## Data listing
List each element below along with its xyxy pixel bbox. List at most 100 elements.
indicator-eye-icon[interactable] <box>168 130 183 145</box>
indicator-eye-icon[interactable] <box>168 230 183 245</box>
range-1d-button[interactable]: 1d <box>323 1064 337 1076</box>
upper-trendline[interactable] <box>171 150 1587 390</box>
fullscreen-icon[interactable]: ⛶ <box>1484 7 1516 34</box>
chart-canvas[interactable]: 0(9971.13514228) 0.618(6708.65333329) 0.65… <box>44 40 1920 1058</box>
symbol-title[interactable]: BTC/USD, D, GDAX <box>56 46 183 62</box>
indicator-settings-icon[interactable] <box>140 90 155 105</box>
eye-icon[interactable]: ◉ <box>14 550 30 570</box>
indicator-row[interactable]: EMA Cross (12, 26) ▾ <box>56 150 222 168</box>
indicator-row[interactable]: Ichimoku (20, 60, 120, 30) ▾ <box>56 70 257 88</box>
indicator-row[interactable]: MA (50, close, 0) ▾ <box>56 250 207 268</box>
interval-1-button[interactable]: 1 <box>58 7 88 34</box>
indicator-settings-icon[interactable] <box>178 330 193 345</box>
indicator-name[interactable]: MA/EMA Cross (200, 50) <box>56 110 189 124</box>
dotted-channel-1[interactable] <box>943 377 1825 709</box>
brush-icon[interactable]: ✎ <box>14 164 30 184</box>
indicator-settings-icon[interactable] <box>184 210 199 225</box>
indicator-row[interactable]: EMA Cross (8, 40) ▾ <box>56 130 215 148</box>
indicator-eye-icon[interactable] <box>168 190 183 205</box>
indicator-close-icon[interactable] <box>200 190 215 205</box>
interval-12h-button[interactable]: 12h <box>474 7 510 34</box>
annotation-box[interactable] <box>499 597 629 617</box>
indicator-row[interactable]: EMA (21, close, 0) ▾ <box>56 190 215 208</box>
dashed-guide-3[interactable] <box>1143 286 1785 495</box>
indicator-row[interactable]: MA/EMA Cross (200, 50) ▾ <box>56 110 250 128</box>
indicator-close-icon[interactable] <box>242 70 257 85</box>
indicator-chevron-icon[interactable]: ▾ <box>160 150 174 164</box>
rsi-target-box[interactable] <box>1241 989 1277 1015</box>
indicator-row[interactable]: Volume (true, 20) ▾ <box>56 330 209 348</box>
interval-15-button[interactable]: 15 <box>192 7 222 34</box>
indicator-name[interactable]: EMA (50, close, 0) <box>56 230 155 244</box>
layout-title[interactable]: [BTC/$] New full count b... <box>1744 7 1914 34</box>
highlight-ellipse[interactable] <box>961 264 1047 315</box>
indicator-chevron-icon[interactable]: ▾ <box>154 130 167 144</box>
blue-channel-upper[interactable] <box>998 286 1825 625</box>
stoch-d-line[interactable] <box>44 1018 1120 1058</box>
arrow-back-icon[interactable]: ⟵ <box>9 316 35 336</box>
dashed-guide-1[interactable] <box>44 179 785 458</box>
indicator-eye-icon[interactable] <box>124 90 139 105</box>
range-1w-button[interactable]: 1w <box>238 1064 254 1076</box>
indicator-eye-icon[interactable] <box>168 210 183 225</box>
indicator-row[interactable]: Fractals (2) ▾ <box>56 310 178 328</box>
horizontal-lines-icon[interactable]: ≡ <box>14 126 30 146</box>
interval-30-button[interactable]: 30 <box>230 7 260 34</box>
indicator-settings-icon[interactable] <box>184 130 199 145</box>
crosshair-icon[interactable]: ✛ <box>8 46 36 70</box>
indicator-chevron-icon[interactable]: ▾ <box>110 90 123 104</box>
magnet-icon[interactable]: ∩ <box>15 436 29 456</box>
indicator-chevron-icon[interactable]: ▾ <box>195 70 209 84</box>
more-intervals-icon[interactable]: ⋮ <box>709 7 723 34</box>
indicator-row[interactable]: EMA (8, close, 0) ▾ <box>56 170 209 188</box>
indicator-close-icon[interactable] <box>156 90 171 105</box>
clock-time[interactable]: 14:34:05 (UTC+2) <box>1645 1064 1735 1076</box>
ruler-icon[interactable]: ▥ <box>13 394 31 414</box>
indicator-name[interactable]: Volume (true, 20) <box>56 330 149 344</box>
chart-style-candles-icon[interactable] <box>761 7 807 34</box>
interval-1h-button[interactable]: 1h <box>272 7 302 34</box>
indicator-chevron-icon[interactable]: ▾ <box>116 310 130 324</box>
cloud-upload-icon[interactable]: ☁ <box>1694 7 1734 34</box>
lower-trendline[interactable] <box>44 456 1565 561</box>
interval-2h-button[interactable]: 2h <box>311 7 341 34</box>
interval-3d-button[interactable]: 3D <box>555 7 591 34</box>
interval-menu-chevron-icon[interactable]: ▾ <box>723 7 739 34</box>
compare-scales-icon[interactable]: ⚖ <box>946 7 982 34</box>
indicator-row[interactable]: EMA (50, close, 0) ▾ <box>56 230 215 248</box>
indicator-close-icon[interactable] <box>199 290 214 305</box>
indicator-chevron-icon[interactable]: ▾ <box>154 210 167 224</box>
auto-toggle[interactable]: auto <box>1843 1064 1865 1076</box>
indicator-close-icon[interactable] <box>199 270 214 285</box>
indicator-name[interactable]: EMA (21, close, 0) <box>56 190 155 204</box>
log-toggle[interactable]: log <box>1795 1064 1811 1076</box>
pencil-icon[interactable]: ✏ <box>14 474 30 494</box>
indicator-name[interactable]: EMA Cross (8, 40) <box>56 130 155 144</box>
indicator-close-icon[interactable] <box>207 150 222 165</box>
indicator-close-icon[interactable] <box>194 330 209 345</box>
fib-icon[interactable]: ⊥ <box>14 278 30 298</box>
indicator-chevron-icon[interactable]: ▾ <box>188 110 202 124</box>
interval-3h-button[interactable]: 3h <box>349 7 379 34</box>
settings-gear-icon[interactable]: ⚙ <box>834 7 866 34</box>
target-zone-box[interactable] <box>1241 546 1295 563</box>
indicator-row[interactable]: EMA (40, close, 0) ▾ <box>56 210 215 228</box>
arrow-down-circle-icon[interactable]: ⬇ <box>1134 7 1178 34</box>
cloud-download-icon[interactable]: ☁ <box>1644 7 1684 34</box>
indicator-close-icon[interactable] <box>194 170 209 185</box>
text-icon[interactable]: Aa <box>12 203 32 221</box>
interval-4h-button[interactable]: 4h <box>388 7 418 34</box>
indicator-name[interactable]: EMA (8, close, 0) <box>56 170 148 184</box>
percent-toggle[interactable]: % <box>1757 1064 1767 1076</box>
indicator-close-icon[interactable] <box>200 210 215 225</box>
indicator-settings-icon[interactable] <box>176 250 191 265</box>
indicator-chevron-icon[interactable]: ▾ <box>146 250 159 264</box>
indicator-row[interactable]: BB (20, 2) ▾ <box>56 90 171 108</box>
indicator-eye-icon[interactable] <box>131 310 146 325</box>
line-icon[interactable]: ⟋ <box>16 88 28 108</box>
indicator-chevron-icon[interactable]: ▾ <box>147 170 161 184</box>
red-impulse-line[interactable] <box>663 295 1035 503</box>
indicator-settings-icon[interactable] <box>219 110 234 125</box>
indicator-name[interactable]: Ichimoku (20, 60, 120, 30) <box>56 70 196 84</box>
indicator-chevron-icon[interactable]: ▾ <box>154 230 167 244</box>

## Prompt
Could you render every line of the items above as a JSON list of strings, one string per line, leaving out blank lines?

## Solution for this exercise
[
  "List each element below along with its xyxy pixel bbox. List at most 100 elements.",
  "indicator-eye-icon[interactable] <box>168 130 183 145</box>",
  "indicator-eye-icon[interactable] <box>168 230 183 245</box>",
  "range-1d-button[interactable]: 1d <box>323 1064 337 1076</box>",
  "upper-trendline[interactable] <box>171 150 1587 390</box>",
  "fullscreen-icon[interactable]: ⛶ <box>1484 7 1516 34</box>",
  "chart-canvas[interactable]: 0(9971.13514228) 0.618(6708.65333329) 0.65… <box>44 40 1920 1058</box>",
  "symbol-title[interactable]: BTC/USD, D, GDAX <box>56 46 183 62</box>",
  "indicator-settings-icon[interactable] <box>140 90 155 105</box>",
  "eye-icon[interactable]: ◉ <box>14 550 30 570</box>",
  "indicator-row[interactable]: EMA Cross (12, 26) ▾ <box>56 150 222 168</box>",
  "indicator-row[interactable]: Ichimoku (20, 60, 120, 30) ▾ <box>56 70 257 88</box>",
  "indicator-row[interactable]: MA (50, close, 0) ▾ <box>56 250 207 268</box>",
  "interval-1-button[interactable]: 1 <box>58 7 88 34</box>",
  "indicator-settings-icon[interactable] <box>178 330 193 345</box>",
  "indicator-name[interactable]: MA/EMA Cross (200, 50) <box>56 110 189 124</box>",
  "dotted-channel-1[interactable] <box>943 377 1825 709</box>",
  "brush-icon[interactable]: ✎ <box>14 164 30 184</box>",
  "indicator-settings-icon[interactable] <box>184 210 199 225</box>",
  "indicator-row[interactable]: EMA Cross (8, 40) ▾ <box>56 130 215 148</box>",
  "indicator-eye-icon[interactable] <box>168 190 183 205</box>",
  "indicator-close-icon[interactable] <box>200 190 215 205</box>",
  "interval-12h-button[interactable]: 12h <box>474 7 510 34</box>",
  "annotation-box[interactable] <box>499 597 629 617</box>",
  "indicator-row[interactable]: EMA (21, close, 0) ▾ <box>56 190 215 208</box>",
  "dashed-guide-3[interactable] <box>1143 286 1785 495</box>",
  "indicator-row[interactable]: MA/EMA Cross (200, 50) ▾ <box>56 110 250 128</box>",
  "indicator-close-icon[interactable] <box>242 70 257 85</box>",
  "indicator-chevron-icon[interactable]: ▾ <box>160 150 174 164</box>",
  "rsi-target-box[interactable] <box>1241 989 1277 1015</box>",
  "indicator-row[interactable]: Volume (true, 20) ▾ <box>56 330 209 348</box>",
  "interval-15-button[interactable]: 15 <box>192 7 222 34</box>",
  "indicator-name[interactable]: EMA (50, close, 0) <box>56 230 155 244</box>",
  "layout-title[interactable]: [BTC/$] New full count b... <box>1744 7 1914 34</box>",
  "highlight-ellipse[interactable] <box>961 264 1047 315</box>",
  "indicator-chevron-icon[interactable]: ▾ <box>154 130 167 144</box>",
  "blue-channel-upper[interactable] <box>998 286 1825 625</box>",
  "stoch-d-line[interactable] <box>44 1018 1120 1058</box>",
  "arrow-back-icon[interactable]: ⟵ <box>9 316 35 336</box>",
  "dashed-guide-1[interactable] <box>44 179 785 458</box>",
  "indicator-eye-icon[interactable] <box>124 90 139 105</box>",
  "range-1w-button[interactable]: 1w <box>238 1064 254 1076</box>",
  "indicator-eye-icon[interactable] <box>168 210 183 225</box>",
  "indicator-row[interactable]: Fractals (2) ▾ <box>56 310 178 328</box>",
  "horizontal-lines-icon[interactable]: ≡ <box>14 126 30 146</box>",
  "interval-30-button[interactable]: 30 <box>230 7 260 34</box>",
  "indicator-settings-icon[interactable] <box>184 130 199 145</box>",
  "crosshair-icon[interactable]: ✛ <box>8 46 36 70</box>",
  "indicator-chevron-icon[interactable]: ▾ <box>110 90 123 104</box>",
  "magnet-icon[interactable]: ∩ <box>15 436 29 456</box>",
  "indicator-chevron-icon[interactable]: ▾ <box>195 70 209 84</box>",
  "more-intervals-icon[interactable]: ⋮ <box>709 7 723 34</box>",
  "indicator-row[interactable]: EMA (8, close, 0) ▾ <box>56 170 209 188</box>",
  "indicator-close-icon[interactable] <box>156 90 171 105</box>",
  "clock-time[interactable]: 14:34:05 (UTC+2) <box>1645 1064 1735 1076</box>",
  "ruler-icon[interactable]: ▥ <box>13 394 31 414</box>",
  "indicator-name[interactable]: Volume (true, 20) <box>56 330 149 344</box>",
  "chart-style-candles-icon[interactable] <box>761 7 807 34</box>",
  "interval-1h-button[interactable]: 1h <box>272 7 302 34</box>",
  "indicator-chevron-icon[interactable]: ▾ <box>116 310 130 324</box>",
  "cloud-upload-icon[interactable]: ☁ <box>1694 7 1734 34</box>",
  "lower-trendline[interactable] <box>44 456 1565 561</box>",
  "interval-2h-button[interactable]: 2h <box>311 7 341 34</box>",
  "interval-3d-button[interactable]: 3D <box>555 7 591 34</box>",
  "interval-menu-chevron-icon[interactable]: ▾ <box>723 7 739 34</box>",
  "compare-scales-icon[interactable]: ⚖ <box>946 7 982 34</box>",
  "indicator-row[interactable]: EMA (50, close, 0) ▾ <box>56 230 215 248</box>",
  "indicator-close-icon[interactable] <box>199 290 214 305</box>",
  "indicator-chevron-icon[interactable]: ▾ <box>154 210 167 224</box>",
  "auto-toggle[interactable]: auto <box>1843 1064 1865 1076</box>",
  "indicator-close-icon[interactable] <box>199 270 214 285</box>",
  "indicator-name[interactable]: EMA (21, close, 0) <box>56 190 155 204</box>",
  "log-toggle[interactable]: log <box>1795 1064 1811 1076</box>",
  "pencil-icon[interactable]: ✏ <box>14 474 30 494</box>",
  "indicator-name[interactable]: EMA Cross (8, 40) <box>56 130 155 144</box>",
  "indicator-close-icon[interactable] <box>207 150 222 165</box>",
  "indicator-close-icon[interactable] <box>194 330 209 345</box>",
  "fib-icon[interactable]: ⊥ <box>14 278 30 298</box>",
  "indicator-chevron-icon[interactable]: ▾ <box>188 110 202 124</box>",
  "interval-3h-button[interactable]: 3h <box>349 7 379 34</box>",
  "settings-gear-icon[interactable]: ⚙ <box>834 7 866 34</box>",
  "target-zone-box[interactable] <box>1241 546 1295 563</box>",
  "indicator-row[interactable]: EMA (40, close, 0) ▾ <box>56 210 215 228</box>",
  "arrow-down-circle-icon[interactable]: ⬇ <box>1134 7 1178 34</box>",
  "cloud-download-icon[interactable]: ☁ <box>1644 7 1684 34</box>",
  "indicator-close-icon[interactable] <box>194 170 209 185</box>",
  "text-icon[interactable]: Aa <box>12 203 32 221</box>",
  "interval-4h-button[interactable]: 4h <box>388 7 418 34</box>",
  "indicator-name[interactable]: EMA (8, close, 0) <box>56 170 148 184</box>",
  "percent-toggle[interactable]: % <box>1757 1064 1767 1076</box>",
  "indicator-close-icon[interactable] <box>200 210 215 225</box>",
  "indicator-settings-icon[interactable] <box>176 250 191 265</box>",
  "indicator-chevron-icon[interactable]: ▾ <box>146 250 159 264</box>",
  "indicator-row[interactable]: BB (20, 2) ▾ <box>56 90 171 108</box>",
  "indicator-eye-icon[interactable] <box>131 310 146 325</box>",
  "line-icon[interactable]: ⟋ <box>16 88 28 108</box>",
  "indicator-chevron-icon[interactable]: ▾ <box>147 170 161 184</box>",
  "red-impulse-line[interactable] <box>663 295 1035 503</box>",
  "indicator-settings-icon[interactable] <box>219 110 234 125</box>",
  "indicator-name[interactable]: Ichimoku (20, 60, 120, 30) <box>56 70 196 84</box>",
  "indicator-chevron-icon[interactable]: ▾ <box>154 230 167 244</box>"
]